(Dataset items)
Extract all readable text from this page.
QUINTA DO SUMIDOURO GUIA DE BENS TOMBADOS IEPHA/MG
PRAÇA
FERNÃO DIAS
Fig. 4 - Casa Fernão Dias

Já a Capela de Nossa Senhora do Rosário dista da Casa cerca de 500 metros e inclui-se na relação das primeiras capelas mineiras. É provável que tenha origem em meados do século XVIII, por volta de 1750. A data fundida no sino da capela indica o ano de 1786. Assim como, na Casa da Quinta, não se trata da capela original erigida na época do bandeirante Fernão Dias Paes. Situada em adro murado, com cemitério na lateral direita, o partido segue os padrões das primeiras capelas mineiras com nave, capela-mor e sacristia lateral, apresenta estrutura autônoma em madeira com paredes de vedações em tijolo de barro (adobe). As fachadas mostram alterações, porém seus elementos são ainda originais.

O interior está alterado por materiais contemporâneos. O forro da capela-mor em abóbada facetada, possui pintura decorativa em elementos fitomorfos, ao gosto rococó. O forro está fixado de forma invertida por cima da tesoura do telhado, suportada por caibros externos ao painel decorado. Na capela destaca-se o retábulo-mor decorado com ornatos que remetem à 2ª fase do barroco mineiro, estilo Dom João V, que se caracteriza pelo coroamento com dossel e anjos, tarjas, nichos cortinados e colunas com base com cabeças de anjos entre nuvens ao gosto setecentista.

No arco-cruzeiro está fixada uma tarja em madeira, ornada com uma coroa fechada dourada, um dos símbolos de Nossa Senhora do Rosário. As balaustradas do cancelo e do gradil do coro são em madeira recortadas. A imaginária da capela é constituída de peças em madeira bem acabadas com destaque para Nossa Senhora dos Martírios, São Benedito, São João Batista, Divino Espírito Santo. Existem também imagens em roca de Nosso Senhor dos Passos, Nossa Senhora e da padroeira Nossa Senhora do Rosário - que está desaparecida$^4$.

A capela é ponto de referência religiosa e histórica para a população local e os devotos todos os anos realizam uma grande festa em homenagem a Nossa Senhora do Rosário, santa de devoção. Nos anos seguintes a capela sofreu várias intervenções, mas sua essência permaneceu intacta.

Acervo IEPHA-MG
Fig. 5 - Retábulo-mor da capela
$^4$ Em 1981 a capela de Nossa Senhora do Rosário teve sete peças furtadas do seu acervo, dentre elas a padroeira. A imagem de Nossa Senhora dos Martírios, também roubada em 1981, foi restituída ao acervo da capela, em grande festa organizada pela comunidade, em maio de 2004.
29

(Work required) Each of the records should be retyped exactly.

(Response to this task)
Extract all readable text from this page.
QUINTA DO SUMIDOURO GUIA DE BENS TOMBADOS IEPHA/MG
PRAÇA
FERNÃO DIAS
Fig. 4 - Casa Fernão Dias

Já a Capela de Nossa Senhora do Rosário dista da Casa cerca de 500 metros e inclui-se na relação das primeiras capelas mineiras. É provável que tenha origem em meados do século XVIII, por volta de 1750. A data fundida no sino da capela indica o ano de 1786. Assim como, na Casa da Quinta, não se trata da capela original erigida na época do bandeirante Fernão Dias Paes. Situada em adro murado, com cemitério na lateral direita, o partido segue os padrões das primeiras capelas mineiras com nave, capela-mor e sacristia lateral, apresenta estrutura autônoma em madeira com paredes de vedações em tijolo de barro (adobe). As fachadas mostram alterações, porém seus elementos são ainda originais.

O interior está alterado por materiais contemporâneos. O forro da capela-mor em abóbada facetada, possui pintura decorativa em elementos fitomorfos, ao gosto rococó. O forro está fixado de forma invertida por cima da tesoura do telhado, suportada por caibros externos ao painel decorado. Na capela destaca-se o retábulo-mor decorado com ornatos que remetem à 2ª fase do barroco mineiro, estilo Dom João V, que se caracteriza pelo coroamento com dossel e anjos, tarjas, nichos cortinados e colunas com base com cabeças de anjos entre nuvens ao gosto setecentista.

No arco-cruzeiro está fixada uma tarja em madeira, ornada com uma coroa fechada dourada, um dos símbolos de Nossa Senhora do Rosário. As balaustradas do cancelo e do gradil do coro são em madeira recortadas. A imaginária da capela é constituída de peças em madeira bem acabadas com destaque para Nossa Senhora dos Martírios, São Benedito, São João Batista, Divino Espírito Santo. Existem também imagens em roca de Nosso Senhor dos Passos, Nossa Senhora e da padroeira Nossa Senhora do Rosário - que está desaparecida$^4$.

A capela é ponto de referência religiosa e histórica para a população local e os devotos todos os anos realizam uma grande festa em homenagem a Nossa Senhora do Rosário, santa de devoção. Nos anos seguintes a capela sofreu várias intervenções, mas sua essência permaneceu intacta.

Acervo IEPHA-MG
Fig. 5 - Retábulo-mor da capela
$^4$ Em 1981 a capela de Nossa Senhora do Rosário teve sete peças furtadas do seu acervo, dentre elas a padroeira. A imagem de Nossa Senhora dos Martírios, também roubada em 1981, foi restituída ao acervo da capela, em grande festa organizada pela comunidade, em maio de 2004.
29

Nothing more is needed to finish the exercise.